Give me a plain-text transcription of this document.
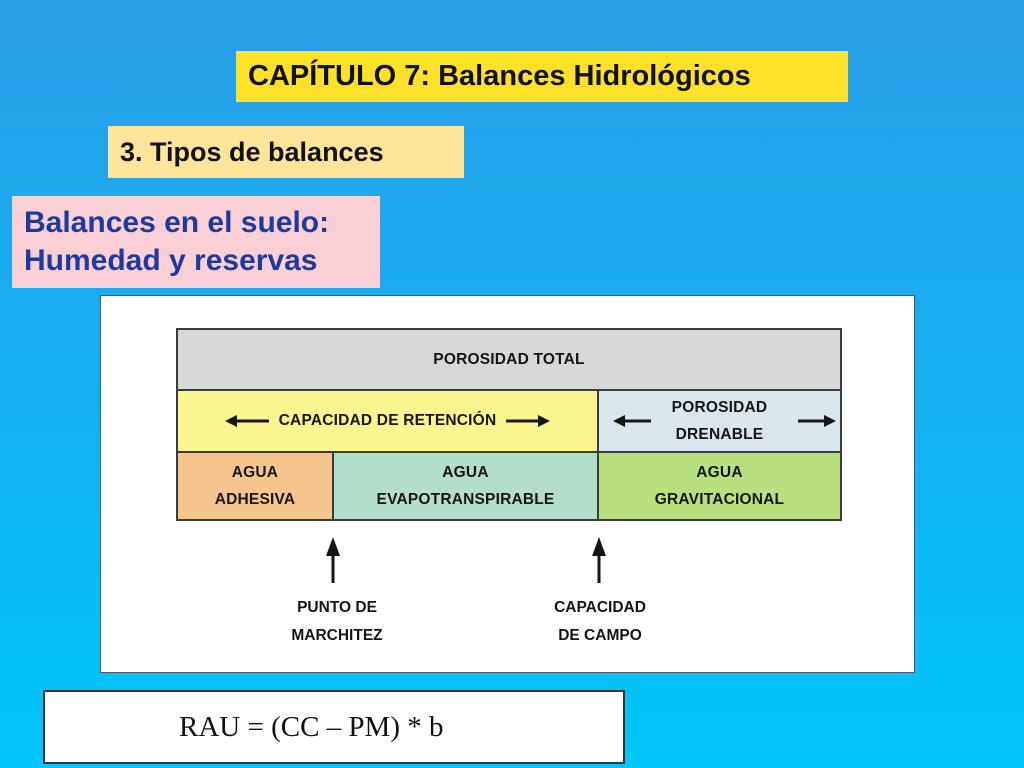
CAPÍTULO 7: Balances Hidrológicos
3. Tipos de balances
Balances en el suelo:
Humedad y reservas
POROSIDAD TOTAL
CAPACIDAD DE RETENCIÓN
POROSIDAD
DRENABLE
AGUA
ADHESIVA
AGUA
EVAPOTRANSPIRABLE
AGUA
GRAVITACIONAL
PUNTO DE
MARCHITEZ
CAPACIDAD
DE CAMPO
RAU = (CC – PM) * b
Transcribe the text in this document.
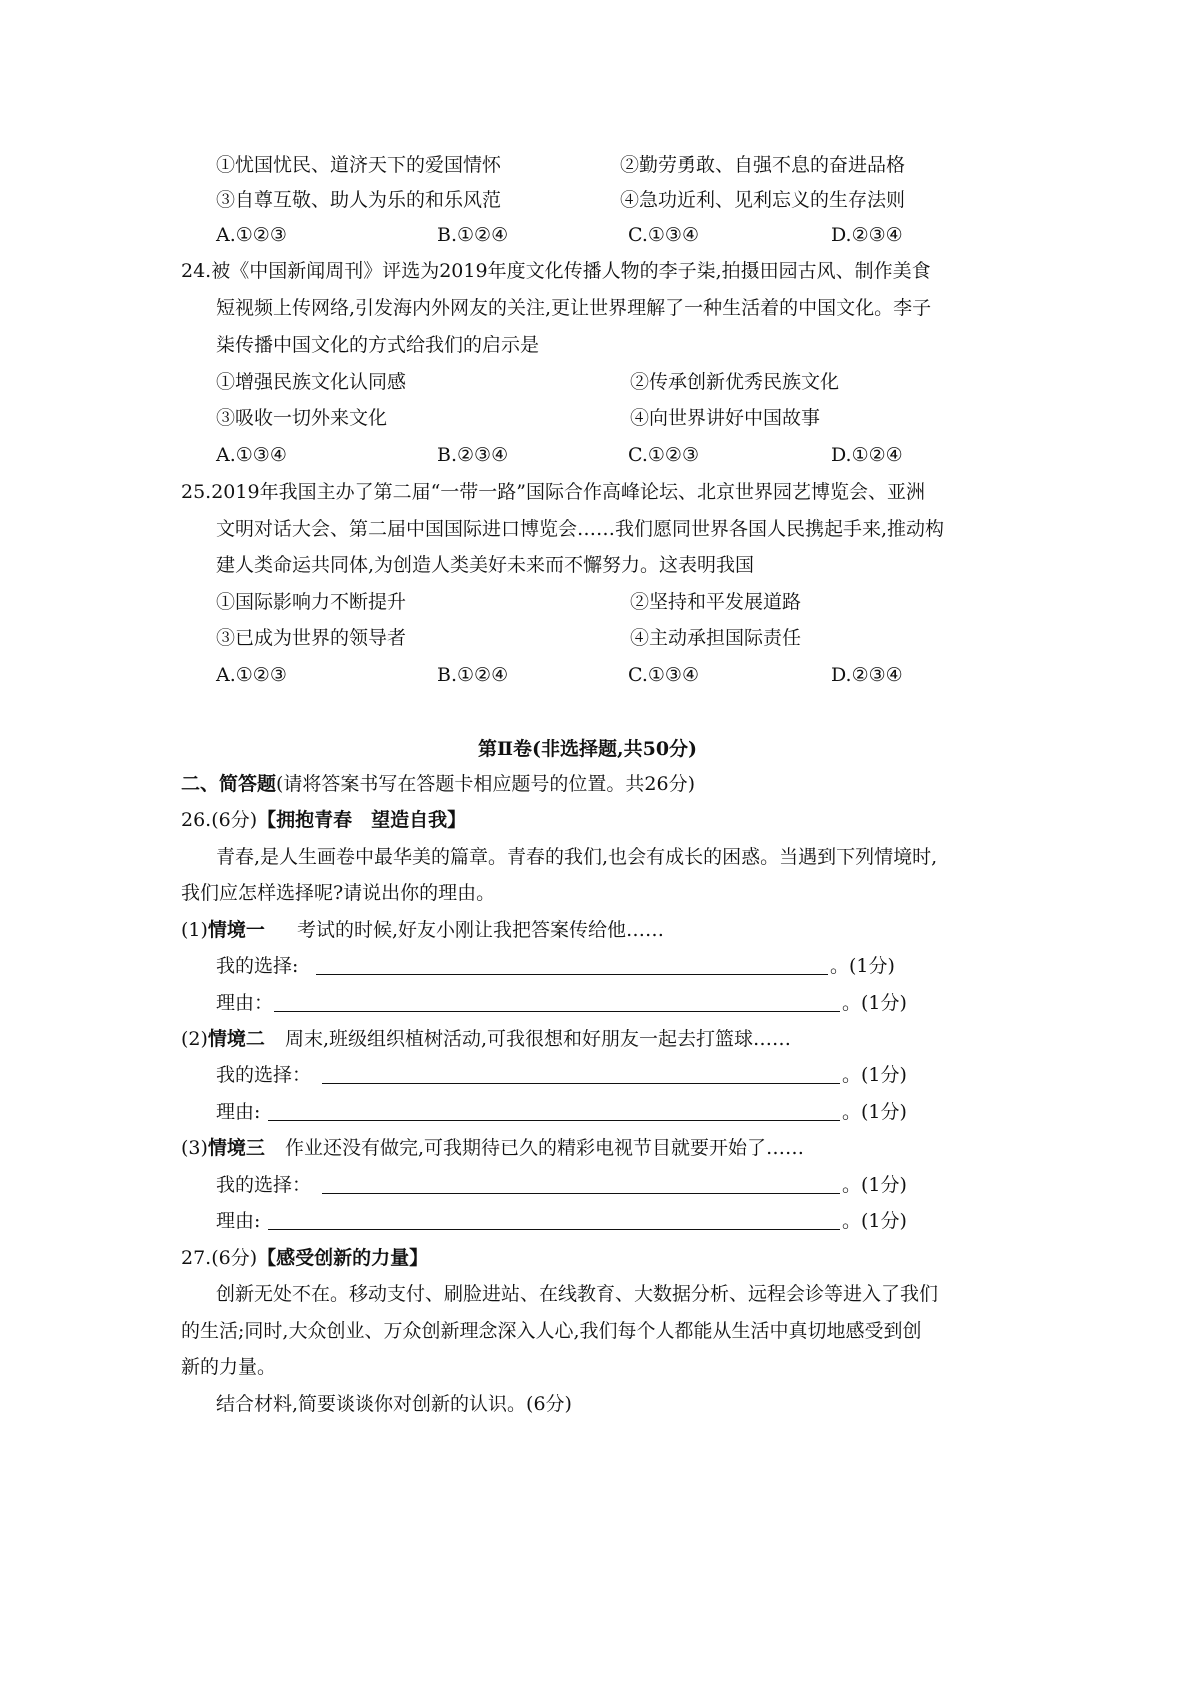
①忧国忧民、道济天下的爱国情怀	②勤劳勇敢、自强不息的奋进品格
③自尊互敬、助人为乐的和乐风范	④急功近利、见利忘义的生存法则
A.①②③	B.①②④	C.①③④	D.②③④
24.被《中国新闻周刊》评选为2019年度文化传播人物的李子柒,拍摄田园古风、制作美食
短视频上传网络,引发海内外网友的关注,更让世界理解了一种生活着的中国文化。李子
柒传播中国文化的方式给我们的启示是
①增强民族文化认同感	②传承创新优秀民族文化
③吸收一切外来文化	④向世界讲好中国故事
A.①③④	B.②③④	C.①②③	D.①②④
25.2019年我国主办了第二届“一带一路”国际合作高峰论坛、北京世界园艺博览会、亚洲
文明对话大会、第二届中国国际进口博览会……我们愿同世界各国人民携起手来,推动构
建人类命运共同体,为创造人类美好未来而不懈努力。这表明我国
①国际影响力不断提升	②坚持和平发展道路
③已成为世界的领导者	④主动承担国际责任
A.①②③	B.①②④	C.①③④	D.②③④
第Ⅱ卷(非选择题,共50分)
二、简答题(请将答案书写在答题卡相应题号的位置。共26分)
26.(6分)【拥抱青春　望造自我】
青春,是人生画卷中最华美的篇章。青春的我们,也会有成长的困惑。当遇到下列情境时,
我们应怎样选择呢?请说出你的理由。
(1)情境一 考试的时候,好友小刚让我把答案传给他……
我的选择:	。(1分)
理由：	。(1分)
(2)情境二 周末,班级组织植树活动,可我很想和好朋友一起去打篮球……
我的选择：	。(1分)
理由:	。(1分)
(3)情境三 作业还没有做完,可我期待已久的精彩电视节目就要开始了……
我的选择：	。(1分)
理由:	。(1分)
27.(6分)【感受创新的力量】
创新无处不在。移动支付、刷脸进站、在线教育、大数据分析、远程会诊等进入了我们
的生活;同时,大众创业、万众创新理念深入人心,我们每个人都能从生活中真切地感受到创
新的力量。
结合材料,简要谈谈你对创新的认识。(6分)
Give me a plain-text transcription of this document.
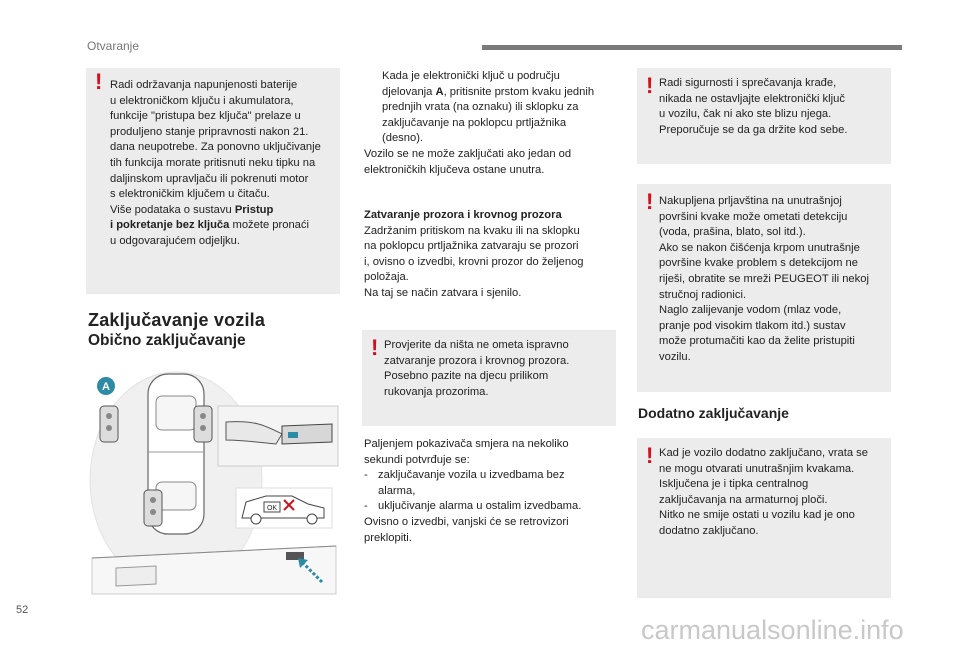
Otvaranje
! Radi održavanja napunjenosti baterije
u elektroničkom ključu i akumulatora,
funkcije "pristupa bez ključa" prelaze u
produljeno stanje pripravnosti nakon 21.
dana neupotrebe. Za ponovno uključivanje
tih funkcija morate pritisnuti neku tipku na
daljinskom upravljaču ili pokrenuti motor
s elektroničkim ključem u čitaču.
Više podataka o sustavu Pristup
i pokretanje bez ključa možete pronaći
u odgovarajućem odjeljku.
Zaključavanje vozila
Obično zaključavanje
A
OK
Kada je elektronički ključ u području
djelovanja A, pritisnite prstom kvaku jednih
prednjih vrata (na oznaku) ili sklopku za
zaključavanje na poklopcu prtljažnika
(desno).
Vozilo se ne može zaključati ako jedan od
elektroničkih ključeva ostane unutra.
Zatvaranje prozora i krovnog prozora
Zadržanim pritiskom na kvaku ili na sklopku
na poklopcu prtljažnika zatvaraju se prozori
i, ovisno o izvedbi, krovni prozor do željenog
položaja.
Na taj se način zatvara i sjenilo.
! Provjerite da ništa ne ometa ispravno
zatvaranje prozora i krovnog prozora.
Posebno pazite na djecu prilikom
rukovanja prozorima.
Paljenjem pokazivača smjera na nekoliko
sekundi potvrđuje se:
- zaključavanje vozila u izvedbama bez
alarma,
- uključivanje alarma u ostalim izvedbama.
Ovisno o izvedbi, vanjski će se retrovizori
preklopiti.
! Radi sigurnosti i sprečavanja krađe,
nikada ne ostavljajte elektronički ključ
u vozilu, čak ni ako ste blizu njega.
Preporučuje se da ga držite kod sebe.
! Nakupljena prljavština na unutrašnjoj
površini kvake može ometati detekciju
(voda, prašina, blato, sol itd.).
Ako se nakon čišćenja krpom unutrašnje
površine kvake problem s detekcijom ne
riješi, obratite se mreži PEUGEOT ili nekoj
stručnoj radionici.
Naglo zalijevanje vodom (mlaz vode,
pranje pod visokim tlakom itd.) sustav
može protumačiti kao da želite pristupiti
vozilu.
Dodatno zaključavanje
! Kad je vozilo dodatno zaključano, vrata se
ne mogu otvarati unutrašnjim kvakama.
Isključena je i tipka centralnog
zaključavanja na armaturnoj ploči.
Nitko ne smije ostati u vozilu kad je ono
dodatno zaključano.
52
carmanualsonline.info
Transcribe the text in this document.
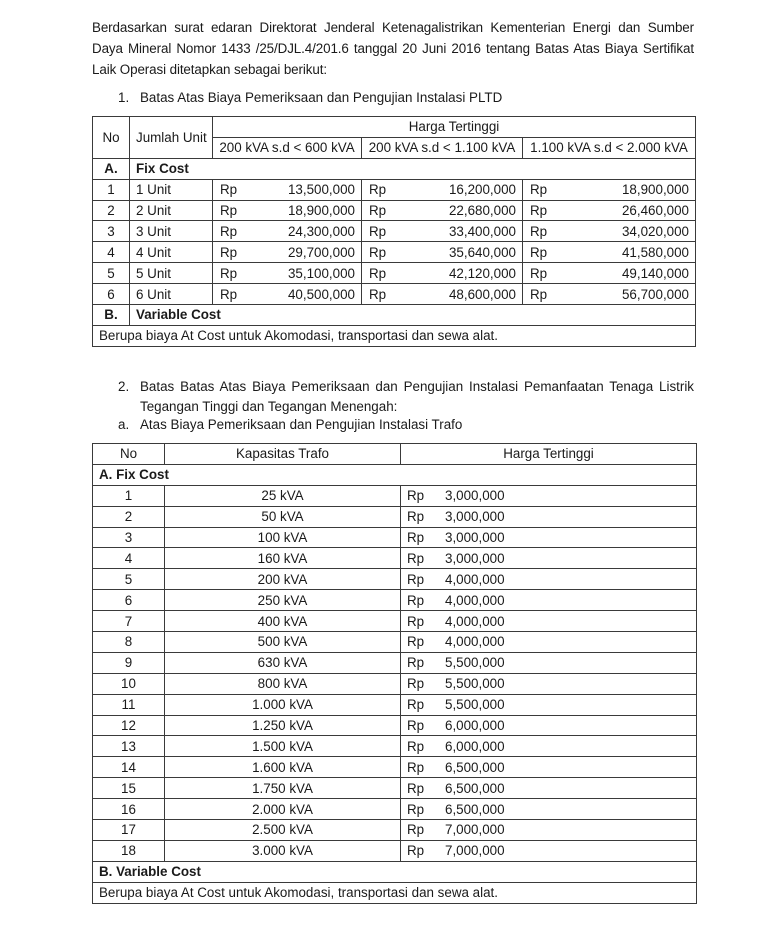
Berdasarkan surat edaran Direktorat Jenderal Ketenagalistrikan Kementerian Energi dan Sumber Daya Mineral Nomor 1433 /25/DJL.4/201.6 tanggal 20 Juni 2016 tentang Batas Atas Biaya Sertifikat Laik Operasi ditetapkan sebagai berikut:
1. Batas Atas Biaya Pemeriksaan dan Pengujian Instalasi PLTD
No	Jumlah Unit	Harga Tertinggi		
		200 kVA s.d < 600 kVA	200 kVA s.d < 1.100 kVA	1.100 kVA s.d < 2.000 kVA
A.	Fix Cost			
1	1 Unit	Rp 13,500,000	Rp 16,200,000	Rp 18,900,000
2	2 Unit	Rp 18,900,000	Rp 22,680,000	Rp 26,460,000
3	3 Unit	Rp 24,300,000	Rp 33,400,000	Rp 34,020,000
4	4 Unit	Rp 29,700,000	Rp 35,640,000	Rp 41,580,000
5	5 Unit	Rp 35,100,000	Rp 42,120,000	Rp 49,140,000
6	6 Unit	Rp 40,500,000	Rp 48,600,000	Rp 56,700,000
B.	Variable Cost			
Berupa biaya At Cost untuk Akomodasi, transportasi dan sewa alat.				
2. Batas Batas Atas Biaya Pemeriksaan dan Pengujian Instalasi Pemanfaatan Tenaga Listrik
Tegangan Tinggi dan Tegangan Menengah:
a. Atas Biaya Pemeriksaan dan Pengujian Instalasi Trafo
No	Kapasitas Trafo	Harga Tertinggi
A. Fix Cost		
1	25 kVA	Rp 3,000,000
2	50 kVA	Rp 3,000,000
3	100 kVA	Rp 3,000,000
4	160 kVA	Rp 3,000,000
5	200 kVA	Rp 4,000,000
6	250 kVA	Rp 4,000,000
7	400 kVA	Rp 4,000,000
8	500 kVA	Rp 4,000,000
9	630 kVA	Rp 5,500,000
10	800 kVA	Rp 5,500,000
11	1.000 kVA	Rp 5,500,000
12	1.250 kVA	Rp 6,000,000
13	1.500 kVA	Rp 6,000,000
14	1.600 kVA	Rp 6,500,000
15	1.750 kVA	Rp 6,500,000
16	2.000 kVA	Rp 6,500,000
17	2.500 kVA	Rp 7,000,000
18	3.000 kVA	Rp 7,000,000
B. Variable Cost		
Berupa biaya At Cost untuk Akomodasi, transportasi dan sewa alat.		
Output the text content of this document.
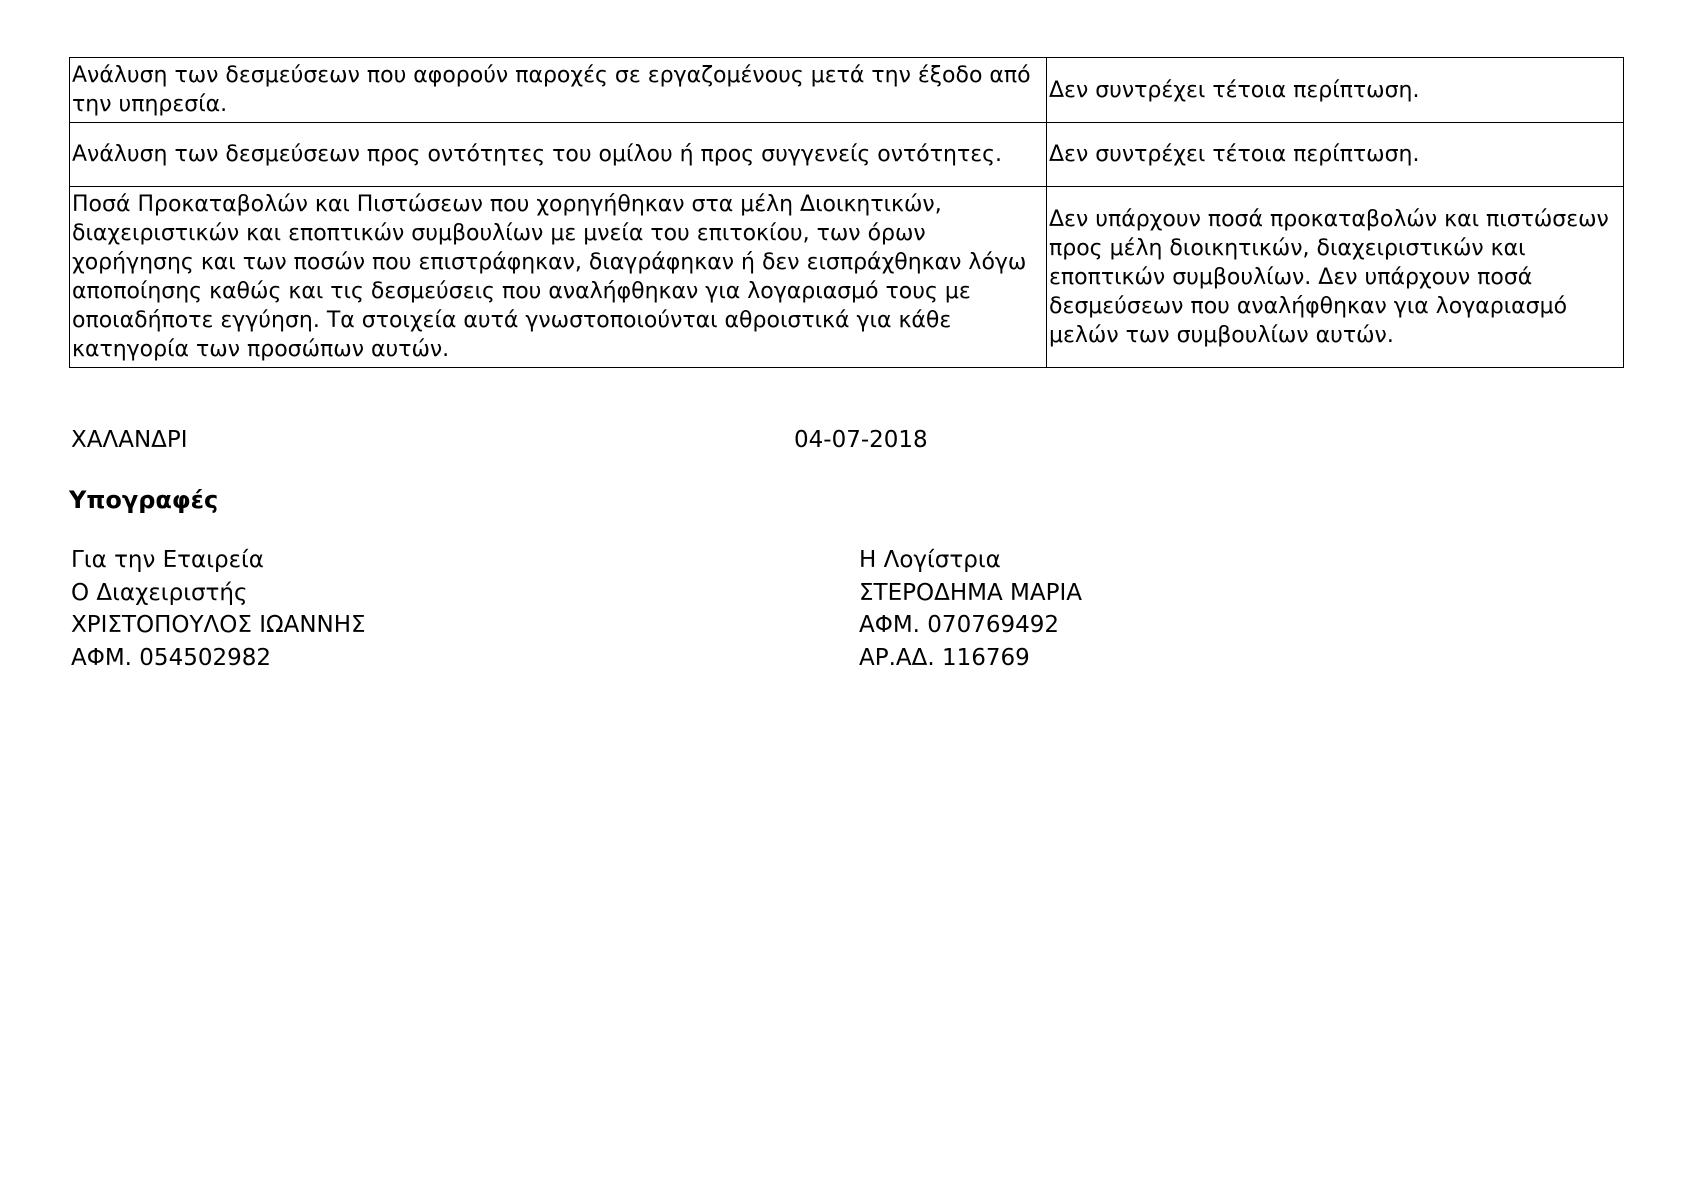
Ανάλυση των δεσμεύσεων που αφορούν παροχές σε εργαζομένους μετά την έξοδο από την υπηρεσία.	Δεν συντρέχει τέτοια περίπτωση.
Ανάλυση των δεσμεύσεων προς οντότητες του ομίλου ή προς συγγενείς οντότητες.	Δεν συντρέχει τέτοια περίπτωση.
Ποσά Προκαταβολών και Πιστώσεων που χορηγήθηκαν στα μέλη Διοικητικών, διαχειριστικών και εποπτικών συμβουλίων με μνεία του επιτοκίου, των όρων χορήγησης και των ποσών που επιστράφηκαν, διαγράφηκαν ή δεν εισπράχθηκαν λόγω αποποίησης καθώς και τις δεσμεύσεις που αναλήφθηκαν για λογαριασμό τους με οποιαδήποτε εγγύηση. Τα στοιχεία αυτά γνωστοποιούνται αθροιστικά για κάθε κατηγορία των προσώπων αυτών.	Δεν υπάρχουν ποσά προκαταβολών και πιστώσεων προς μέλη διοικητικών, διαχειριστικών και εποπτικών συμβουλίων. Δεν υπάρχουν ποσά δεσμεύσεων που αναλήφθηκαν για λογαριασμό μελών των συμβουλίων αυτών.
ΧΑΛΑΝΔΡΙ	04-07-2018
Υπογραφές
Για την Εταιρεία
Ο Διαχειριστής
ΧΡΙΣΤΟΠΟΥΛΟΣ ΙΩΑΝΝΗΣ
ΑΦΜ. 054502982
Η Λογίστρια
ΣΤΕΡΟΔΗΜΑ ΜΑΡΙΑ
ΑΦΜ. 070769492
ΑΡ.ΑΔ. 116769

» Required task
Determine the number of lines in these entries that contain the word "transportasi", and write only that number.

» Exercise result
2